'''

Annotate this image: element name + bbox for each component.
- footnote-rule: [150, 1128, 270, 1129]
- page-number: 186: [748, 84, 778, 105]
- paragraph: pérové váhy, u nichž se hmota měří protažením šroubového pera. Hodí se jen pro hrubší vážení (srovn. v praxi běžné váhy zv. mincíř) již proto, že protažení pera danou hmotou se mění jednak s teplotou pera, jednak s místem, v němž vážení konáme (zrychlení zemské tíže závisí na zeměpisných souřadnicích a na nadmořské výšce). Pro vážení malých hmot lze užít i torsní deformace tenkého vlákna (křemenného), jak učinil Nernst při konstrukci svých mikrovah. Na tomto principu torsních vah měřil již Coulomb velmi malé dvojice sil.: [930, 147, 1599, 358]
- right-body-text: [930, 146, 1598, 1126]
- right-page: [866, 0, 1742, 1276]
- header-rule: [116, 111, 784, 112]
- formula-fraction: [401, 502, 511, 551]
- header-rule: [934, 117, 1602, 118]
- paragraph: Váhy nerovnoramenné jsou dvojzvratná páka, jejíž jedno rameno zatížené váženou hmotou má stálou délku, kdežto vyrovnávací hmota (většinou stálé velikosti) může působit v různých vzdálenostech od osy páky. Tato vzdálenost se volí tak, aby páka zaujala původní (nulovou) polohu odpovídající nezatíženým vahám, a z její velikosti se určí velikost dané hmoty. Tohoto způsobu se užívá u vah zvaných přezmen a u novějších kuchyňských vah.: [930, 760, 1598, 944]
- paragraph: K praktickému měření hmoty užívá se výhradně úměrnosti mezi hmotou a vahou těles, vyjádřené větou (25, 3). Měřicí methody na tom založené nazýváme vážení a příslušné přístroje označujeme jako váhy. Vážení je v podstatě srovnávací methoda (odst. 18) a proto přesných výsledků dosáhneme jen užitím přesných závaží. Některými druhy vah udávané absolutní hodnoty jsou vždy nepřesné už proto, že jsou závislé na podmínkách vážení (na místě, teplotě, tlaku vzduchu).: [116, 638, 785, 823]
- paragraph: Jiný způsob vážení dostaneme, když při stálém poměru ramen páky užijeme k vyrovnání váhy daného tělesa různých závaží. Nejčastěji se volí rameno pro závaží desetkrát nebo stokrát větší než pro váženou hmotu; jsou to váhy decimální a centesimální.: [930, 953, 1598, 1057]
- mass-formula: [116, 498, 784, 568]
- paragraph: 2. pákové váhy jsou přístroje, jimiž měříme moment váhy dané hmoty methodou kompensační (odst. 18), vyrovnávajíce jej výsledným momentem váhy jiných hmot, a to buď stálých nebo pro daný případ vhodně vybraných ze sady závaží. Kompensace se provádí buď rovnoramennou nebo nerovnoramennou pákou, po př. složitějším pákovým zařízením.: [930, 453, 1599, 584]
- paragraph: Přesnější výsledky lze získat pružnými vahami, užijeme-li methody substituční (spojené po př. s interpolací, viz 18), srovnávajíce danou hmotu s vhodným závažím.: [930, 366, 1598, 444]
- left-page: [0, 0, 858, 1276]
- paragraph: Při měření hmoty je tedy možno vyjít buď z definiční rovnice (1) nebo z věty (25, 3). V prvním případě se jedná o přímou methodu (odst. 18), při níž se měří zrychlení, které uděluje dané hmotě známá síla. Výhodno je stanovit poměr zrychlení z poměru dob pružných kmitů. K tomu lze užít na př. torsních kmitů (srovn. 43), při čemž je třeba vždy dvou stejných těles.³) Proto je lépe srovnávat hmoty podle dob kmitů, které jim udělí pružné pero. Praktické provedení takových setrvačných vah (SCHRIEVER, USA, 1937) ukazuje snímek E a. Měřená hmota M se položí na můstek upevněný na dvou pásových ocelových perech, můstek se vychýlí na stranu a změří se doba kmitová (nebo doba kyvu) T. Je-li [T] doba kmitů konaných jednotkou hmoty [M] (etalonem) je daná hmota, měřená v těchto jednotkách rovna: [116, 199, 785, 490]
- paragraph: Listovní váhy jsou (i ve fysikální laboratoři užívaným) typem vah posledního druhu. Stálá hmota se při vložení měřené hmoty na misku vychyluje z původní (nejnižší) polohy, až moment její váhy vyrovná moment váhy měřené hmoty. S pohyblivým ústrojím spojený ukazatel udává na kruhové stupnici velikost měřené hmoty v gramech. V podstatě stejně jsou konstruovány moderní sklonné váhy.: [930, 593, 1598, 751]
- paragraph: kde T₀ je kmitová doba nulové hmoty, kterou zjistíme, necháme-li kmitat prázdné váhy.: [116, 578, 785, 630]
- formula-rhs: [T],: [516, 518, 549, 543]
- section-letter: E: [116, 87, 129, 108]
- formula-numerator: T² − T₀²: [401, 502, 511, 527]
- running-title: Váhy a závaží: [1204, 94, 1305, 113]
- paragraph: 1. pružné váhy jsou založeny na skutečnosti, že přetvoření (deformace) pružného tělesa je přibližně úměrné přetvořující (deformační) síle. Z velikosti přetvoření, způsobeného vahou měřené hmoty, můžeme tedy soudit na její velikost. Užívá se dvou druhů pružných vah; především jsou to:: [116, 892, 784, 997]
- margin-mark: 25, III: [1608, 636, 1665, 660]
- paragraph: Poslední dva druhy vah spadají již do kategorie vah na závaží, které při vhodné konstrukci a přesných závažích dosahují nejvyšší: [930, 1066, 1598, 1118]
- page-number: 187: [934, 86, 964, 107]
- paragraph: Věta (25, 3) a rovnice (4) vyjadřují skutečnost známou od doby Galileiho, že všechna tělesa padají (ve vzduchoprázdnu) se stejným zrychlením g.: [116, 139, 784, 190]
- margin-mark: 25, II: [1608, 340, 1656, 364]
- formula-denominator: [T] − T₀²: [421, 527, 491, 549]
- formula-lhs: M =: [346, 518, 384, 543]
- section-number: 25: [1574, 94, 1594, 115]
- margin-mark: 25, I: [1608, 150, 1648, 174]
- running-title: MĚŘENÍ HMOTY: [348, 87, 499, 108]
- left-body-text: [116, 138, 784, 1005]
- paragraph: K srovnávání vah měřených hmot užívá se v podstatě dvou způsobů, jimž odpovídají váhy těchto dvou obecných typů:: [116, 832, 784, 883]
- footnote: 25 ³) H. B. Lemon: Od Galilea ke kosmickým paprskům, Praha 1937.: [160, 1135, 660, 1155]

'''

**Exercise instructions:** Copy out in full every line of the records above that contains the string "header".

**Result for this task:**
- header-rule: [116, 111, 784, 112]
- header-rule: [934, 117, 1602, 118]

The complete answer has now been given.